> _Written task_:
Which lines contain the word "image"? Return each of them as written.
========================================================================
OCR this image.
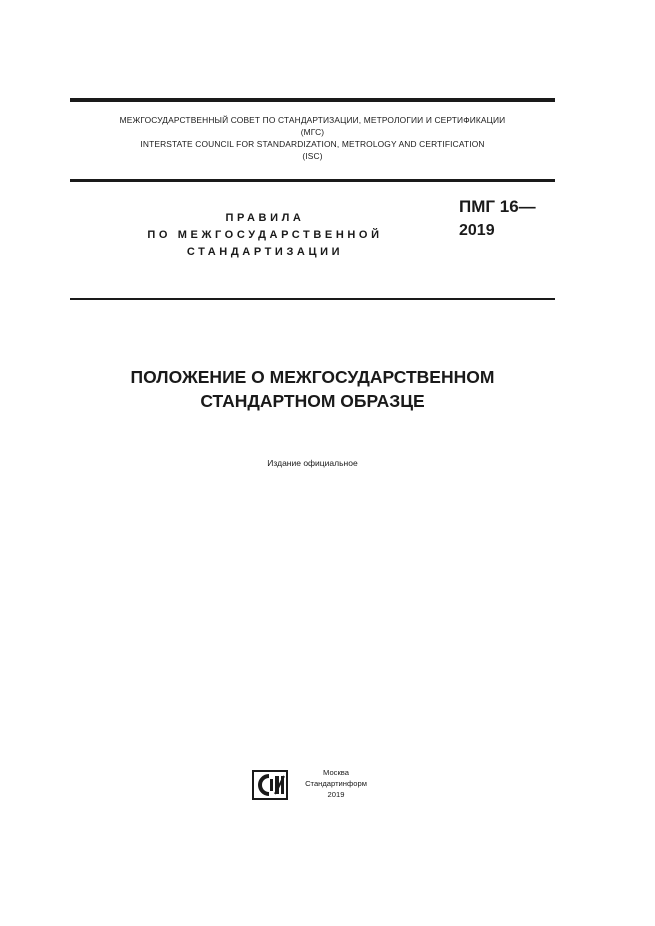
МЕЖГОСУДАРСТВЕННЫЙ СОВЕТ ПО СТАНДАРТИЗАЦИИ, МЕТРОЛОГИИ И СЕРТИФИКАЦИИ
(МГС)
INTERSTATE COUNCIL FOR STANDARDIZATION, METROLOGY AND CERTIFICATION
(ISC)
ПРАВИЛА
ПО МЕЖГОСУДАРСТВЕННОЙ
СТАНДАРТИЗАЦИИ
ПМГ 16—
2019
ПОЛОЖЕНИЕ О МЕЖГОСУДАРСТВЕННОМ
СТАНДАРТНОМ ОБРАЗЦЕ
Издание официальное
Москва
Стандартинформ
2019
========================================================================
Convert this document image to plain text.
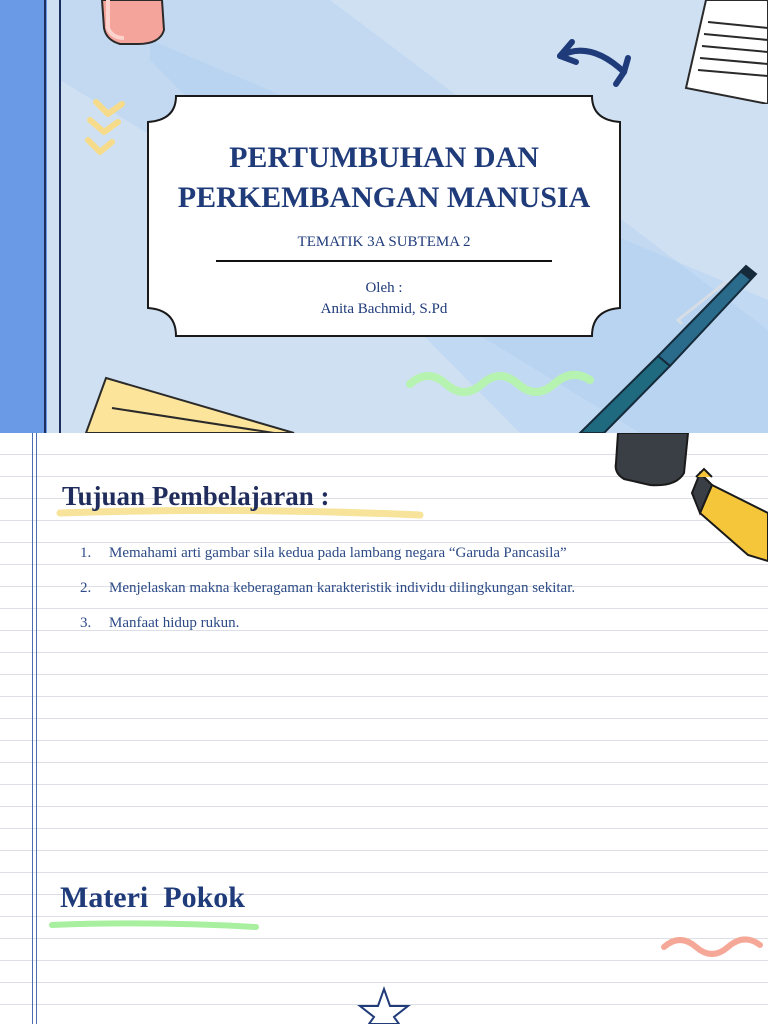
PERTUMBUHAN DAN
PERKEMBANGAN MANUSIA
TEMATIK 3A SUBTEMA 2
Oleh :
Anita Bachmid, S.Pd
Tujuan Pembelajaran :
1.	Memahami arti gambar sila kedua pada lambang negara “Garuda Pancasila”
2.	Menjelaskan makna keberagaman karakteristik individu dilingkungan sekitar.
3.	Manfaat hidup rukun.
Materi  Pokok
========================================================================
> _Solution to this task_:
OCR this image.
Convert this document image to plain text.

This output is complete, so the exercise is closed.